• _Requirement_
Report, from the records below, every line where the word "Import" appears.

• _Figure record listings_
Segment Open
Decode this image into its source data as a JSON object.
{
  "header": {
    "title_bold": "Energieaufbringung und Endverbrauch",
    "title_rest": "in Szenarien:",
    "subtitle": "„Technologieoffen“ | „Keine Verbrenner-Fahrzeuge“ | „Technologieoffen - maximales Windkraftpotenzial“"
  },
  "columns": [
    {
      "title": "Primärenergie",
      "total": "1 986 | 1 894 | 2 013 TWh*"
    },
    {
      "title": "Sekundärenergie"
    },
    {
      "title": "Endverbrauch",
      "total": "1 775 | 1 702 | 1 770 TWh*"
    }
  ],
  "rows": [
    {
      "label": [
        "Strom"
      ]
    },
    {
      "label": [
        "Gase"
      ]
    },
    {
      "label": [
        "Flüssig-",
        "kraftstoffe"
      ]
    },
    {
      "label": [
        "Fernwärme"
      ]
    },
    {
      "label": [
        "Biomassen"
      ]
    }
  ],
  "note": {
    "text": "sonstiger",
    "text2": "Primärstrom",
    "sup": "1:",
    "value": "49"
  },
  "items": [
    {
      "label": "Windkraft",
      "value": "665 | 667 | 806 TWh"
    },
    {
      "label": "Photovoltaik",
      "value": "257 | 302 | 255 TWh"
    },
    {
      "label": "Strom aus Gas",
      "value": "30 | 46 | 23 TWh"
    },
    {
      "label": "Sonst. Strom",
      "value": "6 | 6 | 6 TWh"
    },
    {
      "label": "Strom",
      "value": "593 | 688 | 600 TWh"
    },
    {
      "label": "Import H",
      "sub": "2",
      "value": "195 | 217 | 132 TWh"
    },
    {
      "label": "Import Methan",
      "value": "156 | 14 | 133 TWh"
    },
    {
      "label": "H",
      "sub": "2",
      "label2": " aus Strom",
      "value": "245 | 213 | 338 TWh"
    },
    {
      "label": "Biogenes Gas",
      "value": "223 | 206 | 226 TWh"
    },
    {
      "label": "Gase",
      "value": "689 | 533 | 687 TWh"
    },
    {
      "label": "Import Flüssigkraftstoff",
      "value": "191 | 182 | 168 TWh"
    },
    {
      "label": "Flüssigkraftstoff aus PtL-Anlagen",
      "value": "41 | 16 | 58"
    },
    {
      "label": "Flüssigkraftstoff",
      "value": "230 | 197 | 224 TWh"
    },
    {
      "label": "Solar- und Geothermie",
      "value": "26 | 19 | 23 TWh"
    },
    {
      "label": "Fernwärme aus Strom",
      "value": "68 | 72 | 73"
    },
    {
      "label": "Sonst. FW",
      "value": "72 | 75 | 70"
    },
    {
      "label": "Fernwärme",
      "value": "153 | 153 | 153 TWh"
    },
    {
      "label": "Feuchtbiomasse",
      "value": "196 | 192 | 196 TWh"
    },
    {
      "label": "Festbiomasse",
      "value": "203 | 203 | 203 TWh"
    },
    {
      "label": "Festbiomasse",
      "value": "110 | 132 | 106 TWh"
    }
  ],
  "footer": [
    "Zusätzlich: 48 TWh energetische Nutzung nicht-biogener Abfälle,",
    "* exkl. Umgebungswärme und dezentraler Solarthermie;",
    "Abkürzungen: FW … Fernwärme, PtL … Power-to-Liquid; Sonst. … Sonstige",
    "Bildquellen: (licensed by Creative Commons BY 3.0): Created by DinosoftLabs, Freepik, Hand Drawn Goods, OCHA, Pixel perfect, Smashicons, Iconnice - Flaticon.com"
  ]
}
Segment Closed
• _Written solution_
      "label": "Import H",
      "label": "Import Methan",
      "label": "Import Flüssigkraftstoff",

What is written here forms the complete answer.